Document structure recognition data
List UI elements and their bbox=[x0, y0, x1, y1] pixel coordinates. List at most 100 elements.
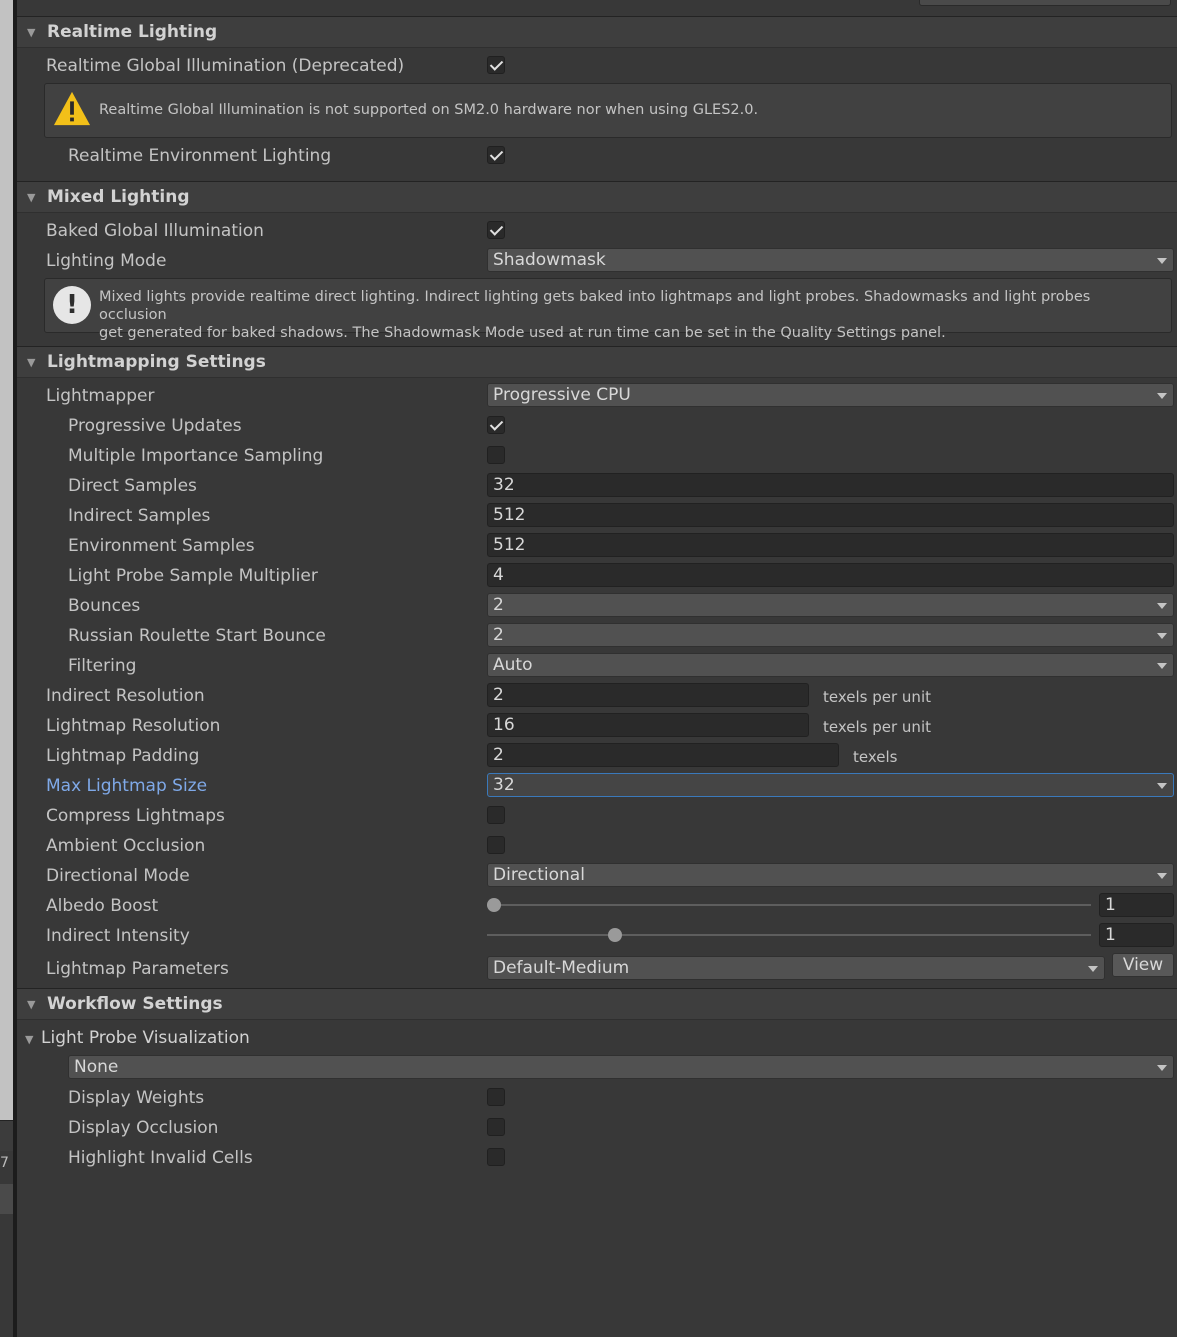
lightmapper-dropdown[interactable]: Progressive CPU bbox=[487, 383, 1174, 407]
display-occlusion-checkbox[interactable] bbox=[487, 1118, 505, 1136]
lightmap-padding-field[interactable]: 2 bbox=[487, 743, 839, 767]
chevron-down-icon bbox=[1157, 603, 1167, 609]
max-lightmap-size-dropdown[interactable]: 32 bbox=[487, 773, 1174, 797]
field-value: 4 bbox=[493, 565, 504, 585]
ambient-occlusion-checkbox[interactable] bbox=[487, 836, 505, 854]
chevron-down-icon bbox=[1157, 873, 1167, 879]
section-title: Lightmapping Settings bbox=[47, 352, 266, 372]
section-lightmapping-settings[interactable]: ▼ Lightmapping Settings bbox=[17, 346, 1177, 378]
directional-mode-dropdown[interactable]: Directional bbox=[487, 863, 1174, 887]
chevron-down-icon bbox=[1157, 783, 1167, 789]
left-panel-strip: 7 bbox=[0, 0, 13, 1337]
baked-gi-label: Baked Global Illumination bbox=[46, 221, 264, 241]
toolbar-button-edge[interactable] bbox=[919, 0, 1171, 6]
row-realtime-gi: Realtime Global Illumination (Deprecated… bbox=[17, 52, 1177, 80]
russian-roulette-dropdown[interactable]: 2 bbox=[487, 623, 1174, 647]
dropdown-value: Shadowmask bbox=[493, 250, 606, 270]
light-probe-visualization-label: Light Probe Visualization bbox=[41, 1028, 250, 1048]
probe-multiplier-field[interactable]: 4 bbox=[487, 563, 1174, 587]
mis-checkbox[interactable] bbox=[487, 446, 505, 464]
compress-lightmaps-checkbox[interactable] bbox=[487, 806, 505, 824]
info-text-line-1: Mixed lights provide realtime direct lig… bbox=[99, 289, 1091, 323]
realtime-env-label: Realtime Environment Lighting bbox=[68, 146, 332, 166]
highlight-invalid-cells-checkbox[interactable] bbox=[487, 1148, 505, 1166]
foldout-arrow-icon: ▼ bbox=[27, 998, 36, 1011]
section-title: Mixed Lighting bbox=[47, 187, 190, 207]
probe-visualization-dropdown[interactable]: None bbox=[68, 1055, 1174, 1079]
warning-text: Realtime Global Illumination is not supp… bbox=[99, 102, 759, 118]
row-ambient-occlusion: Ambient Occlusion bbox=[17, 832, 1177, 860]
unit-label: texels per unit bbox=[823, 718, 931, 736]
foldout-arrow-icon: ▼ bbox=[27, 26, 36, 39]
baked-gi-checkbox[interactable] bbox=[487, 221, 505, 239]
indirect-intensity-field[interactable]: 1 bbox=[1099, 923, 1174, 947]
field-value: 2 bbox=[493, 745, 504, 765]
albedo-boost-slider-knob[interactable] bbox=[487, 898, 501, 912]
row-lightmap-padding: Lightmap Padding 2 texels bbox=[17, 742, 1177, 770]
info-text: Mixed lights provide realtime direct lig… bbox=[99, 288, 1159, 342]
warning-helpbox: Realtime Global Illumination is not supp… bbox=[44, 83, 1172, 138]
progressive-updates-checkbox[interactable] bbox=[487, 416, 505, 434]
row-russian-roulette: Russian Roulette Start Bounce 2 bbox=[17, 622, 1177, 650]
row-environment-samples: Environment Samples 512 bbox=[17, 532, 1177, 560]
lightmap-resolution-label: Lightmap Resolution bbox=[46, 716, 221, 736]
row-lightmapper: Lightmapper Progressive CPU bbox=[17, 382, 1177, 410]
indirect-resolution-field[interactable]: 2 bbox=[487, 683, 809, 707]
foldout-arrow-icon: ▼ bbox=[25, 1033, 34, 1046]
russian-roulette-label: Russian Roulette Start Bounce bbox=[68, 626, 326, 646]
filtering-dropdown[interactable]: Auto bbox=[487, 653, 1174, 677]
display-weights-checkbox[interactable] bbox=[487, 1088, 505, 1106]
lightmap-parameters-dropdown[interactable]: Default-Medium bbox=[487, 956, 1105, 980]
field-value: 1 bbox=[1105, 895, 1116, 915]
section-workflow-settings[interactable]: ▼ Workflow Settings bbox=[17, 988, 1177, 1020]
row-direct-samples: Direct Samples 32 bbox=[17, 472, 1177, 500]
chevron-down-icon bbox=[1157, 663, 1167, 669]
indirect-resolution-label: Indirect Resolution bbox=[46, 686, 205, 706]
albedo-boost-field[interactable]: 1 bbox=[1099, 893, 1174, 917]
left-panel-fragment-text: 7 bbox=[0, 1155, 9, 1171]
lighting-mode-dropdown[interactable]: Shadowmask bbox=[487, 248, 1174, 272]
field-value: 512 bbox=[493, 505, 526, 525]
ambient-occlusion-label: Ambient Occlusion bbox=[46, 836, 206, 856]
warning-icon bbox=[53, 91, 91, 126]
mis-label: Multiple Importance Sampling bbox=[68, 446, 324, 466]
direct-samples-field[interactable]: 32 bbox=[487, 473, 1174, 497]
indirect-intensity-slider-knob[interactable] bbox=[607, 928, 622, 942]
view-button[interactable]: View bbox=[1112, 953, 1174, 977]
indirect-intensity-slider[interactable] bbox=[487, 934, 1091, 936]
indirect-intensity-label: Indirect Intensity bbox=[46, 926, 190, 946]
row-lightmap-resolution: Lightmap Resolution 16 texels per unit bbox=[17, 712, 1177, 740]
realtime-env-checkbox[interactable] bbox=[487, 146, 505, 164]
realtime-gi-checkbox[interactable] bbox=[487, 56, 505, 74]
environment-samples-field[interactable]: 512 bbox=[487, 533, 1174, 557]
progressive-updates-label: Progressive Updates bbox=[68, 416, 242, 436]
section-realtime-lighting[interactable]: ▼ Realtime Lighting bbox=[17, 16, 1177, 48]
row-highlight-invalid-cells: Highlight Invalid Cells bbox=[17, 1144, 1177, 1172]
albedo-boost-label: Albedo Boost bbox=[46, 896, 159, 916]
display-occlusion-label: Display Occlusion bbox=[68, 1118, 219, 1138]
lighting-mode-label: Lighting Mode bbox=[46, 251, 167, 271]
probe-multiplier-label: Light Probe Sample Multiplier bbox=[68, 566, 318, 586]
directional-mode-label: Directional Mode bbox=[46, 866, 190, 886]
section-mixed-lighting[interactable]: ▼ Mixed Lighting bbox=[17, 181, 1177, 213]
indirect-samples-field[interactable]: 512 bbox=[487, 503, 1174, 527]
row-bounces: Bounces 2 bbox=[17, 592, 1177, 620]
row-lightmap-parameters: Lightmap Parameters Default-Medium View bbox=[17, 953, 1177, 983]
chevron-down-icon bbox=[1157, 633, 1167, 639]
left-panel-band bbox=[0, 1120, 13, 1151]
dropdown-value: Progressive CPU bbox=[493, 385, 631, 405]
info-helpbox: ! Mixed lights provide realtime direct l… bbox=[44, 278, 1172, 341]
chevron-down-icon bbox=[1157, 1065, 1167, 1071]
section-title: Workflow Settings bbox=[47, 994, 223, 1014]
albedo-boost-slider[interactable] bbox=[487, 904, 1091, 906]
unit-label: texels per unit bbox=[823, 688, 931, 706]
dropdown-value: 2 bbox=[493, 595, 504, 615]
bounces-dropdown[interactable]: 2 bbox=[487, 593, 1174, 617]
light-probe-visualization-foldout[interactable]: ▼ Light Probe Visualization bbox=[17, 1024, 1177, 1052]
info-icon: ! bbox=[53, 286, 91, 324]
display-weights-label: Display Weights bbox=[68, 1088, 205, 1108]
lightmap-resolution-field[interactable]: 16 bbox=[487, 713, 809, 737]
row-compress-lightmaps: Compress Lightmaps bbox=[17, 802, 1177, 830]
bounces-label: Bounces bbox=[68, 596, 141, 616]
top-toolbar-remnant bbox=[17, 0, 1177, 17]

• **About this exercise**
How many lines in the records hold the string "Shadowmask"? Reply with the number alone.

• **Solution to the exercise**
2